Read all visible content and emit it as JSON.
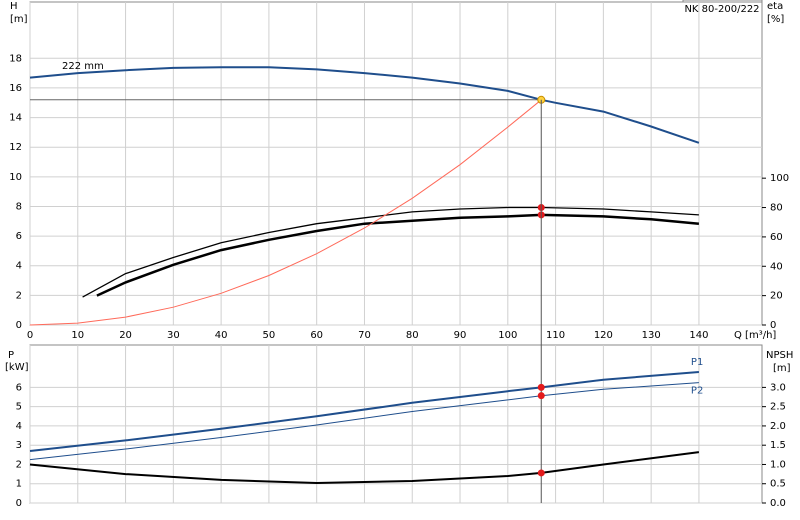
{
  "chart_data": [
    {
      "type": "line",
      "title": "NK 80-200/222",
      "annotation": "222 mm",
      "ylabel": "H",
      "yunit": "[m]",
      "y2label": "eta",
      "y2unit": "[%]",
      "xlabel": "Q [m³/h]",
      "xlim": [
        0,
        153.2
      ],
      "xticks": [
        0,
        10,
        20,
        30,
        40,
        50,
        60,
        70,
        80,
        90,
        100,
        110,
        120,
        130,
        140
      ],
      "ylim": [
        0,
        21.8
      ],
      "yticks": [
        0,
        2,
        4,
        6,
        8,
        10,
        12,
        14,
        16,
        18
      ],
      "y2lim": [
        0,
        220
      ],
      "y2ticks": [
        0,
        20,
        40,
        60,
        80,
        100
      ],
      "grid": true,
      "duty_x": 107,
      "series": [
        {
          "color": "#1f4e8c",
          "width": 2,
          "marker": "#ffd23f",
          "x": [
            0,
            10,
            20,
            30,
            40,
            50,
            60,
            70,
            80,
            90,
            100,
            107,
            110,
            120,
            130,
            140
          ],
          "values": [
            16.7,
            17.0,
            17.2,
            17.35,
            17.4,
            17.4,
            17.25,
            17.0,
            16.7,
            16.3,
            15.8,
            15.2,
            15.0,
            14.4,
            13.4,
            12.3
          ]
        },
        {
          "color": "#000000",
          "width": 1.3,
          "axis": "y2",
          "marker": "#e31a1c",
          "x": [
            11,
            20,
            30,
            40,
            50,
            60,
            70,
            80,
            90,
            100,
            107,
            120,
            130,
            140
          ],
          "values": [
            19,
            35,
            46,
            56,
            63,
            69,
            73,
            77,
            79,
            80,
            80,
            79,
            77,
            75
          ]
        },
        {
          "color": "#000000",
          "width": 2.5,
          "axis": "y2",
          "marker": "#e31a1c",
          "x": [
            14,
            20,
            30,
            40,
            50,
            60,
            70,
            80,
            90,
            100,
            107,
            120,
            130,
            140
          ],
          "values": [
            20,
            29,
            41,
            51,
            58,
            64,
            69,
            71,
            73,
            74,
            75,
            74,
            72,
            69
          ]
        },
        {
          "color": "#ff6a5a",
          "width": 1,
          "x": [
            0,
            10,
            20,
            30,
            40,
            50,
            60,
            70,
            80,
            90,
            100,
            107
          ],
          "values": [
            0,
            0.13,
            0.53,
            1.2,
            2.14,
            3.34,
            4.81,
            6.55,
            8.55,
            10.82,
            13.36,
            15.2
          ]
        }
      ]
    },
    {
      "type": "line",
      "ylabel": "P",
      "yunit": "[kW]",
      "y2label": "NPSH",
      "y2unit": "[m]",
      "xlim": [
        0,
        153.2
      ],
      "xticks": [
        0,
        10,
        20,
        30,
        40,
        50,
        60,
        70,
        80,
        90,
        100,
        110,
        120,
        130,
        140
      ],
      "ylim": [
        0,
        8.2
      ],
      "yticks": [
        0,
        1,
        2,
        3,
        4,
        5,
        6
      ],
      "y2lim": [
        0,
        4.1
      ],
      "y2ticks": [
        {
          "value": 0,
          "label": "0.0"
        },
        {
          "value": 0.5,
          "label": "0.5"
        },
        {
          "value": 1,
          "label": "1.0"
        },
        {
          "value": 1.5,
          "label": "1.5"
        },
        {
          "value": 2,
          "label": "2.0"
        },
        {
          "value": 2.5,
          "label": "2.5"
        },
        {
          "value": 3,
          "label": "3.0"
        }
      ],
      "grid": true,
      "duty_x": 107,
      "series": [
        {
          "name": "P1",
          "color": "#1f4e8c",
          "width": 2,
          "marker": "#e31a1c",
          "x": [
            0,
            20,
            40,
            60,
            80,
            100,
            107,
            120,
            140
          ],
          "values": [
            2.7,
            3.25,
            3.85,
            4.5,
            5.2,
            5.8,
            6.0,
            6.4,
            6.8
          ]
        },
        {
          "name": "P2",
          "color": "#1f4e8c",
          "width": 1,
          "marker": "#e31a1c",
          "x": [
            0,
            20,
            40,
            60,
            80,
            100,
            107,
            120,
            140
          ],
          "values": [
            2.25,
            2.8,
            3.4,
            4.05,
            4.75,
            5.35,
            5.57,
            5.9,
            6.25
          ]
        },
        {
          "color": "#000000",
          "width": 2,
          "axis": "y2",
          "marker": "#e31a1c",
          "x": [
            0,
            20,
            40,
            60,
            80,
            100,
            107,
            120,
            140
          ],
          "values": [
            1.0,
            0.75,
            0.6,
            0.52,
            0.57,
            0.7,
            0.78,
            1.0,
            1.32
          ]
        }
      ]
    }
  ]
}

## Short task
Each line of the data should be quoted exactly, with pictures left out.

## Completed exercise
Read all visible content and emit it as JSON.
{
  "chart_data": [
    {
      "type": "line",
      "title": "NK 80-200/222",
      "annotation": "222 mm",
      "ylabel": "H",
      "yunit": "[m]",
      "y2label": "eta",
      "y2unit": "[%]",
      "xlabel": "Q [m³/h]",
      "xlim": [
        0,
        153.2
      ],
      "xticks": [
        0,
        10,
        20,
        30,
        40,
        50,
        60,
        70,
        80,
        90,
        100,
        110,
        120,
        130,
        140
      ],
      "ylim": [
        0,
        21.8
      ],
      "yticks": [
        0,
        2,
        4,
        6,
        8,
        10,
        12,
        14,
        16,
        18
      ],
      "y2lim": [
        0,
        220
      ],
      "y2ticks": [
        0,
        20,
        40,
        60,
        80,
        100
      ],
      "grid": true,
      "duty_x": 107,
      "series": [
        {
          "color": "#1f4e8c",
          "width": 2,
          "marker": "#ffd23f",
          "x": [
            0,
            10,
            20,
            30,
            40,
            50,
            60,
            70,
            80,
            90,
            100,
            107,
            110,
            120,
            130,
            140
          ],
          "values": [
            16.7,
            17.0,
            17.2,
            17.35,
            17.4,
            17.4,
            17.25,
            17.0,
            16.7,
            16.3,
            15.8,
            15.2,
            15.0,
            14.4,
            13.4,
            12.3
          ]
        },
        {
          "color": "#000000",
          "width": 1.3,
          "axis": "y2",
          "marker": "#e31a1c",
          "x": [
            11,
            20,
            30,
            40,
            50,
            60,
            70,
            80,
            90,
            100,
            107,
            120,
            130,
            140
          ],
          "values": [
            19,
            35,
            46,
            56,
            63,
            69,
            73,
            77,
            79,
            80,
            80,
            79,
            77,
            75
          ]
        },
        {
          "color": "#000000",
          "width": 2.5,
          "axis": "y2",
          "marker": "#e31a1c",
          "x": [
            14,
            20,
            30,
            40,
            50,
            60,
            70,
            80,
            90,
            100,
            107,
            120,
            130,
            140
          ],
          "values": [
            20,
            29,
            41,
            51,
            58,
            64,
            69,
            71,
            73,
            74,
            75,
            74,
            72,
            69
          ]
        },
        {
          "color": "#ff6a5a",
          "width": 1,
          "x": [
            0,
            10,
            20,
            30,
            40,
            50,
            60,
            70,
            80,
            90,
            100,
            107
          ],
          "values": [
            0,
            0.13,
            0.53,
            1.2,
            2.14,
            3.34,
            4.81,
            6.55,
            8.55,
            10.82,
            13.36,
            15.2
          ]
        }
      ]
    },
    {
      "type": "line",
      "ylabel": "P",
      "yunit": "[kW]",
      "y2label": "NPSH",
      "y2unit": "[m]",
      "xlim": [
        0,
        153.2
      ],
      "xticks": [
        0,
        10,
        20,
        30,
        40,
        50,
        60,
        70,
        80,
        90,
        100,
        110,
        120,
        130,
        140
      ],
      "ylim": [
        0,
        8.2
      ],
      "yticks": [
        0,
        1,
        2,
        3,
        4,
        5,
        6
      ],
      "y2lim": [
        0,
        4.1
      ],
      "y2ticks": [
        {
          "value": 0,
          "label": "0.0"
        },
        {
          "value": 0.5,
          "label": "0.5"
        },
        {
          "value": 1,
          "label": "1.0"
        },
        {
          "value": 1.5,
          "label": "1.5"
        },
        {
          "value": 2,
          "label": "2.0"
        },
        {
          "value": 2.5,
          "label": "2.5"
        },
        {
          "value": 3,
          "label": "3.0"
        }
      ],
      "grid": true,
      "duty_x": 107,
      "series": [
        {
          "name": "P1",
          "color": "#1f4e8c",
          "width": 2,
          "marker": "#e31a1c",
          "x": [
            0,
            20,
            40,
            60,
            80,
            100,
            107,
            120,
            140
          ],
          "values": [
            2.7,
            3.25,
            3.85,
            4.5,
            5.2,
            5.8,
            6.0,
            6.4,
            6.8
          ]
        },
        {
          "name": "P2",
          "color": "#1f4e8c",
          "width": 1,
          "marker": "#e31a1c",
          "x": [
            0,
            20,
            40,
            60,
            80,
            100,
            107,
            120,
            140
          ],
          "values": [
            2.25,
            2.8,
            3.4,
            4.05,
            4.75,
            5.35,
            5.57,
            5.9,
            6.25
          ]
        },
        {
          "color": "#000000",
          "width": 2,
          "axis": "y2",
          "marker": "#e31a1c",
          "x": [
            0,
            20,
            40,
            60,
            80,
            100,
            107,
            120,
            140
          ],
          "values": [
            1.0,
            0.75,
            0.6,
            0.52,
            0.57,
            0.7,
            0.78,
            1.0,
            1.32
          ]
        }
      ]
    }
  ]
}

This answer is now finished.